(Prompt): Each line below is to be written out in full, exactly as shown.

(Supplied material):
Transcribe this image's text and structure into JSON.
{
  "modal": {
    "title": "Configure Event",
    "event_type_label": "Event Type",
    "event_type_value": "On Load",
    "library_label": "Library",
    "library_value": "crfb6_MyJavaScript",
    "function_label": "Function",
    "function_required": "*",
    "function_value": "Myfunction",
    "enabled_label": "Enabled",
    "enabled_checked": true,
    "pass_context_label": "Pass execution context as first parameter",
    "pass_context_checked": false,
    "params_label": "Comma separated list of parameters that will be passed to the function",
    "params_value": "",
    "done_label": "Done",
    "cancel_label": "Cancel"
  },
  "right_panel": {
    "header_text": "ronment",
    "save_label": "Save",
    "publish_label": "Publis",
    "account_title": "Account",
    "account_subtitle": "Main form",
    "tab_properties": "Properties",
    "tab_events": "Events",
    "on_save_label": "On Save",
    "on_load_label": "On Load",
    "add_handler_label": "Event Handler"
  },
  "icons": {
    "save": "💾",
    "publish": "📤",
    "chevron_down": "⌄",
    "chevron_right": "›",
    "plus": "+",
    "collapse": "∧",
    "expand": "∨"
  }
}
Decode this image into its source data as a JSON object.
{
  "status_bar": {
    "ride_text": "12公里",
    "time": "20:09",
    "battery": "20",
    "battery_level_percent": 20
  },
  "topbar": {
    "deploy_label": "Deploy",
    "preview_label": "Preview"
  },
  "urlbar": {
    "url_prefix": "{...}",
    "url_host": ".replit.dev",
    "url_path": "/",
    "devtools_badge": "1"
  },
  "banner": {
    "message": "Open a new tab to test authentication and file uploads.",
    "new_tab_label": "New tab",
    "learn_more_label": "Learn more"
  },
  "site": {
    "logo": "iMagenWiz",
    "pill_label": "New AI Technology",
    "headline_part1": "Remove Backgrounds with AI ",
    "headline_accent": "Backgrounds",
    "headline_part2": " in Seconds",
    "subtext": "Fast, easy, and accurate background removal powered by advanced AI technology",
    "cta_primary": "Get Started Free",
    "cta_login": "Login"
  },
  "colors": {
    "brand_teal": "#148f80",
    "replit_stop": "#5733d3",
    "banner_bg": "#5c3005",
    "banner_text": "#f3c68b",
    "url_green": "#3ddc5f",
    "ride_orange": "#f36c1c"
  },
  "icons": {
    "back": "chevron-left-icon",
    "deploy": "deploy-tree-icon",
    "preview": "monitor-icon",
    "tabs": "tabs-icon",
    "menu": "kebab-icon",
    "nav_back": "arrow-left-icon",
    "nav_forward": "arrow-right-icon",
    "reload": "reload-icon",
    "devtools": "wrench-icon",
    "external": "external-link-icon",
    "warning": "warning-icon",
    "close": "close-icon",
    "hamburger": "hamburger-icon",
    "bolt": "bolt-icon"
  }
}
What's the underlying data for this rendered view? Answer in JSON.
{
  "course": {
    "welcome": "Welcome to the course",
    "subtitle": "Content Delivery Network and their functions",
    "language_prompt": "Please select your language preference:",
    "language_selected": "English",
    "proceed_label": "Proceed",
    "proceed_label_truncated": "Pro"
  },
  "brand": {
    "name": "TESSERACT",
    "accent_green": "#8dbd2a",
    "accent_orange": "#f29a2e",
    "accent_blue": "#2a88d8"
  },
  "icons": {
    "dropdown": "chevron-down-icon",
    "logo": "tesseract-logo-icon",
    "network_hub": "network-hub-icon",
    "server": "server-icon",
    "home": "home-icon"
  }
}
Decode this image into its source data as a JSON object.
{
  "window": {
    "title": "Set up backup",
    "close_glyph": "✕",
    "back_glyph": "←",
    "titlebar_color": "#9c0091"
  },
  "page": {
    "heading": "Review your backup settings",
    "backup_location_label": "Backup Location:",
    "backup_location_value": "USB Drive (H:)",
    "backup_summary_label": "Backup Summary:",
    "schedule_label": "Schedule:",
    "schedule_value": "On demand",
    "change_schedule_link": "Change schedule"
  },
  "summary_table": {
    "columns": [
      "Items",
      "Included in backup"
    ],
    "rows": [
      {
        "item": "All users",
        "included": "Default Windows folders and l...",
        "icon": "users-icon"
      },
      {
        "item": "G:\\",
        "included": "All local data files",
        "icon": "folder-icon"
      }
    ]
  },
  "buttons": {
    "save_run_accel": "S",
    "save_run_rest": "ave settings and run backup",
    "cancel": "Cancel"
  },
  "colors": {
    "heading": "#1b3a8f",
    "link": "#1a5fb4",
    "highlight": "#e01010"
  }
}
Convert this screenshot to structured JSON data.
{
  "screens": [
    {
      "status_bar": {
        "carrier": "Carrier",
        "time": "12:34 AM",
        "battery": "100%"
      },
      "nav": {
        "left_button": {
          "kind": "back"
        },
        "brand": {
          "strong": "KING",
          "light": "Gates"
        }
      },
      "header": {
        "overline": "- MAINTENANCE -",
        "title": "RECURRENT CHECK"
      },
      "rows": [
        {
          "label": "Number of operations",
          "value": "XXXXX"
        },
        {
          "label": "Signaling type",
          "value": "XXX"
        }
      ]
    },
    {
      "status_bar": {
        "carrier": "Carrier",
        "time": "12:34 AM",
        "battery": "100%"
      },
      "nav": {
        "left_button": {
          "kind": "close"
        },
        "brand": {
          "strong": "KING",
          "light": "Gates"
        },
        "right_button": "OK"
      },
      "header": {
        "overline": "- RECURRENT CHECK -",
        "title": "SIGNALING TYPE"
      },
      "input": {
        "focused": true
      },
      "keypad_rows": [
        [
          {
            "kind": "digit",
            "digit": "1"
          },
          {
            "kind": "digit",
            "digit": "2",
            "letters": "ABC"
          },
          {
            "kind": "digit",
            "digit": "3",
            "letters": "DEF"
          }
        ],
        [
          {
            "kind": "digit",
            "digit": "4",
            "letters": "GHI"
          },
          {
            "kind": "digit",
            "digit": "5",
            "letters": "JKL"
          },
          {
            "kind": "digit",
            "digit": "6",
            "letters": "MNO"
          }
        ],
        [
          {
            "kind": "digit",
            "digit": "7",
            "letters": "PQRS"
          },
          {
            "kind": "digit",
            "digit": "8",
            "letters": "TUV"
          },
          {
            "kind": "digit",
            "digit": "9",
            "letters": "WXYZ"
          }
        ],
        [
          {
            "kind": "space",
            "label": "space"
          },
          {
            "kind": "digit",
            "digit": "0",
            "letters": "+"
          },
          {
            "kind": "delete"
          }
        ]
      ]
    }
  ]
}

(The result):
Transcribe this image's text and structure into JSON.
{
  "modal": {
    "title": "Configure Event",
    "event_type_label": "Event Type",
    "event_type_value": "On Load",
    "library_label": "Library",
    "library_value": "crfb6_MyJavaScript",
    "function_label": "Function",
    "function_required": "*",
    "function_value": "Myfunction",
    "enabled_label": "Enabled",
    "enabled_checked": true,
    "pass_context_label": "Pass execution context as first parameter",
    "pass_context_checked": false,
    "params_label": "Comma separated list of parameters that will be passed to the function",
    "params_value": "",
    "done_label": "Done",
    "cancel_label": "Cancel"
  },
  "right_panel": {
    "header_text": "ronment",
    "save_label": "Save",
    "publish_label": "Publis",
    "account_title": "Account",
    "account_subtitle": "Main form",
    "tab_properties": "Properties",
    "tab_events": "Events",
    "on_save_label": "On Save",
    "on_load_label": "On Load",
    "add_handler_label": "Event Handler"
  },
  "icons": {
    "save": "💾",
    "publish": "📤",
    "chevron_down": "⌄",
    "chevron_right": "›",
    "plus": "+",
    "collapse": "∧",
    "expand": "∨"
  }
}
Decode this image into its source data as a JSON object.
{
  "status_bar": {
    "ride_text": "12公里",
    "time": "20:09",
    "battery": "20",
    "battery_level_percent": 20
  },
  "topbar": {
    "deploy_label": "Deploy",
    "preview_label": "Preview"
  },
  "urlbar": {
    "url_prefix": "{...}",
    "url_host": ".replit.dev",
    "url_path": "/",
    "devtools_badge": "1"
  },
  "banner": {
    "message": "Open a new tab to test authentication and file uploads.",
    "new_tab_label": "New tab",
    "learn_more_label": "Learn more"
  },
  "site": {
    "logo": "iMagenWiz",
    "pill_label": "New AI Technology",
    "headline_part1": "Remove Backgrounds with AI ",
    "headline_accent": "Backgrounds",
    "headline_part2": " in Seconds",
    "subtext": "Fast, easy, and accurate background removal powered by advanced AI technology",
    "cta_primary": "Get Started Free",
    "cta_login": "Login"
  },
  "colors": {
    "brand_teal": "#148f80",
    "replit_stop": "#5733d3",
    "banner_bg": "#5c3005",
    "banner_text": "#f3c68b",
    "url_green": "#3ddc5f",
    "ride_orange": "#f36c1c"
  },
  "icons": {
    "back": "chevron-left-icon",
    "deploy": "deploy-tree-icon",
    "preview": "monitor-icon",
    "tabs": "tabs-icon",
    "menu": "kebab-icon",
    "nav_back": "arrow-left-icon",
    "nav_forward": "arrow-right-icon",
    "reload": "reload-icon",
    "devtools": "wrench-icon",
    "external": "external-link-icon",
    "warning": "warning-icon",
    "close": "close-icon",
    "hamburger": "hamburger-icon",
    "bolt": "bolt-icon"
  }
}
What's the underlying data for this rendered view? Answer in JSON.
{
  "course": {
    "welcome": "Welcome to the course",
    "subtitle": "Content Delivery Network and their functions",
    "language_prompt": "Please select your language preference:",
    "language_selected": "English",
    "proceed_label": "Proceed",
    "proceed_label_truncated": "Pro"
  },
  "brand": {
    "name": "TESSERACT",
    "accent_green": "#8dbd2a",
    "accent_orange": "#f29a2e",
    "accent_blue": "#2a88d8"
  },
  "icons": {
    "dropdown": "chevron-down-icon",
    "logo": "tesseract-logo-icon",
    "network_hub": "network-hub-icon",
    "server": "server-icon",
    "home": "home-icon"
  }
}
Decode this image into its source data as a JSON object.
{
  "window": {
    "title": "Set up backup",
    "close_glyph": "✕",
    "back_glyph": "←",
    "titlebar_color": "#9c0091"
  },
  "page": {
    "heading": "Review your backup settings",
    "backup_location_label": "Backup Location:",
    "backup_location_value": "USB Drive (H:)",
    "backup_summary_label": "Backup Summary:",
    "schedule_label": "Schedule:",
    "schedule_value": "On demand",
    "change_schedule_link": "Change schedule"
  },
  "summary_table": {
    "columns": [
      "Items",
      "Included in backup"
    ],
    "rows": [
      {
        "item": "All users",
        "included": "Default Windows folders and l...",
        "icon": "users-icon"
      },
      {
        "item": "G:\\",
        "included": "All local data files",
        "icon": "folder-icon"
      }
    ]
  },
  "buttons": {
    "save_run_accel": "S",
    "save_run_rest": "ave settings and run backup",
    "cancel": "Cancel"
  },
  "colors": {
    "heading": "#1b3a8f",
    "link": "#1a5fb4",
    "highlight": "#e01010"
  }
}
Convert this screenshot to structured JSON data.
{
  "screens": [
    {
      "status_bar": {
        "carrier": "Carrier",
        "time": "12:34 AM",
        "battery": "100%"
      },
      "nav": {
        "left_button": {
          "kind": "back"
        },
        "brand": {
          "strong": "KING",
          "light": "Gates"
        }
      },
      "header": {
        "overline": "- MAINTENANCE -",
        "title": "RECURRENT CHECK"
      },
      "rows": [
        {
          "label": "Number of operations",
          "value": "XXXXX"
        },
        {
          "label": "Signaling type",
          "value": "XXX"
        }
      ]
    },
    {
      "status_bar": {
        "carrier": "Carrier",
        "time": "12:34 AM",
        "battery": "100%"
      },
      "nav": {
        "left_button": {
          "kind": "close"
        },
        "brand": {
          "strong": "KING",
          "light": "Gates"
        },
        "right_button": "OK"
      },
      "header": {
        "overline": "- RECURRENT CHECK -",
        "title": "SIGNALING TYPE"
      },
      "input": {
        "focused": true
      },
      "keypad_rows": [
        [
          {
            "kind": "digit",
            "digit": "1"
          },
          {
            "kind": "digit",
            "digit": "2",
            "letters": "ABC"
          },
          {
            "kind": "digit",
            "digit": "3",
            "letters": "DEF"
          }
        ],
        [
          {
            "kind": "digit",
            "digit": "4",
            "letters": "GHI"
          },
          {
            "kind": "digit",
            "digit": "5",
            "letters": "JKL"
          },
          {
            "kind": "digit",
            "digit": "6",
            "letters": "MNO"
          }
        ],
        [
          {
            "kind": "digit",
            "digit": "7",
            "letters": "PQRS"
          },
          {
            "kind": "digit",
            "digit": "8",
            "letters": "TUV"
          },
          {
            "kind": "digit",
            "digit": "9",
            "letters": "WXYZ"
          }
        ],
        [
          {
            "kind": "space",
            "label": "space"
          },
          {
            "kind": "digit",
            "digit": "0",
            "letters": "+"
          },
          {
            "kind": "delete"
          }
        ]
      ]
    }
  ]
}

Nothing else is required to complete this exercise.